| Task prompt |
Copy the records below exactly, leaving out any pictures.

| Data extract |

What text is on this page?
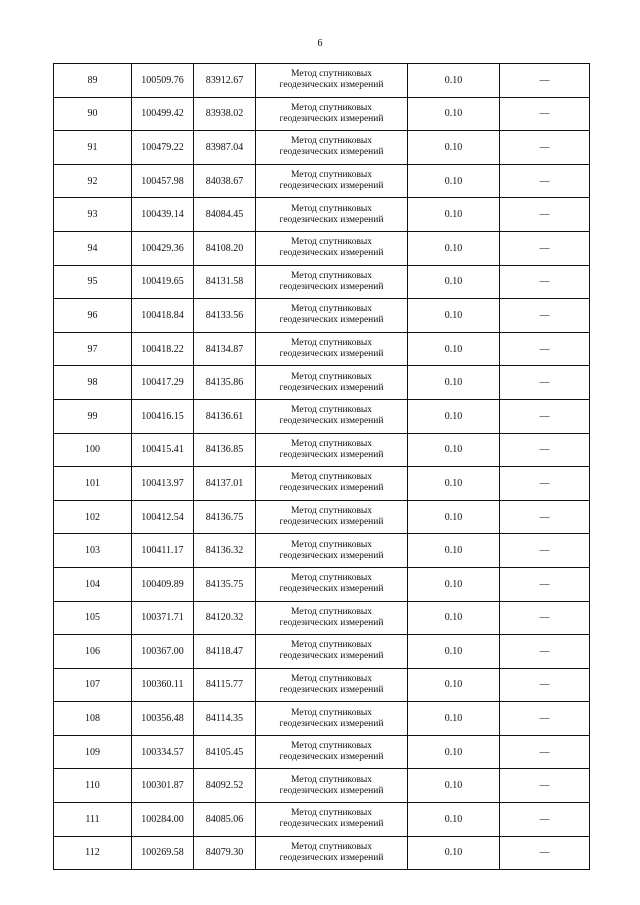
6
89	100509.76	83912.67	Метод спутниковых
геодезических измерений	0.10	—
90	100499.42	83938.02	Метод спутниковых
геодезических измерений	0.10	—
91	100479.22	83987.04	Метод спутниковых
геодезических измерений	0.10	—
92	100457.98	84038.67	Метод спутниковых
геодезических измерений	0.10	—
93	100439.14	84084.45	Метод спутниковых
геодезических измерений	0.10	—
94	100429.36	84108.20	Метод спутниковых
геодезических измерений	0.10	—
95	100419.65	84131.58	Метод спутниковых
геодезических измерений	0.10	—
96	100418.84	84133.56	Метод спутниковых
геодезических измерений	0.10	—
97	100418.22	84134.87	Метод спутниковых
геодезических измерений	0.10	—
98	100417.29	84135.86	Метод спутниковых
геодезических измерений	0.10	—
99	100416.15	84136.61	Метод спутниковых
геодезических измерений	0.10	—
100	100415.41	84136.85	Метод спутниковых
геодезических измерений	0.10	—
101	100413.97	84137.01	Метод спутниковых
геодезических измерений	0.10	—
102	100412.54	84136.75	Метод спутниковых
геодезических измерений	0.10	—
103	100411.17	84136.32	Метод спутниковых
геодезических измерений	0.10	—
104	100409.89	84135.75	Метод спутниковых
геодезических измерений	0.10	—
105	100371.71	84120.32	Метод спутниковых
геодезических измерений	0.10	—
106	100367.00	84118.47	Метод спутниковых
геодезических измерений	0.10	—
107	100360.11	84115.77	Метод спутниковых
геодезических измерений	0.10	—
108	100356.48	84114.35	Метод спутниковых
геодезических измерений	0.10	—
109	100334.57	84105.45	Метод спутниковых
геодезических измерений	0.10	—
110	100301.87	84092.52	Метод спутниковых
геодезических измерений	0.10	—
111	100284.00	84085.06	Метод спутниковых
геодезических измерений	0.10	—
112	100269.58	84079.30	Метод спутниковых
геодезических измерений	0.10	—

| Result for this task |
What text is on this page?
6
89	100509.76	83912.67	Метод спутниковых
геодезических измерений	0.10	—
90	100499.42	83938.02	Метод спутниковых
геодезических измерений	0.10	—
91	100479.22	83987.04	Метод спутниковых
геодезических измерений	0.10	—
92	100457.98	84038.67	Метод спутниковых
геодезических измерений	0.10	—
93	100439.14	84084.45	Метод спутниковых
геодезических измерений	0.10	—
94	100429.36	84108.20	Метод спутниковых
геодезических измерений	0.10	—
95	100419.65	84131.58	Метод спутниковых
геодезических измерений	0.10	—
96	100418.84	84133.56	Метод спутниковых
геодезических измерений	0.10	—
97	100418.22	84134.87	Метод спутниковых
геодезических измерений	0.10	—
98	100417.29	84135.86	Метод спутниковых
геодезических измерений	0.10	—
99	100416.15	84136.61	Метод спутниковых
геодезических измерений	0.10	—
100	100415.41	84136.85	Метод спутниковых
геодезических измерений	0.10	—
101	100413.97	84137.01	Метод спутниковых
геодезических измерений	0.10	—
102	100412.54	84136.75	Метод спутниковых
геодезических измерений	0.10	—
103	100411.17	84136.32	Метод спутниковых
геодезических измерений	0.10	—
104	100409.89	84135.75	Метод спутниковых
геодезических измерений	0.10	—
105	100371.71	84120.32	Метод спутниковых
геодезических измерений	0.10	—
106	100367.00	84118.47	Метод спутниковых
геодезических измерений	0.10	—
107	100360.11	84115.77	Метод спутниковых
геодезических измерений	0.10	—
108	100356.48	84114.35	Метод спутниковых
геодезических измерений	0.10	—
109	100334.57	84105.45	Метод спутниковых
геодезических измерений	0.10	—
110	100301.87	84092.52	Метод спутниковых
геодезических измерений	0.10	—
111	100284.00	84085.06	Метод спутниковых
геодезических измерений	0.10	—
112	100269.58	84079.30	Метод спутниковых
геодезических измерений	0.10	—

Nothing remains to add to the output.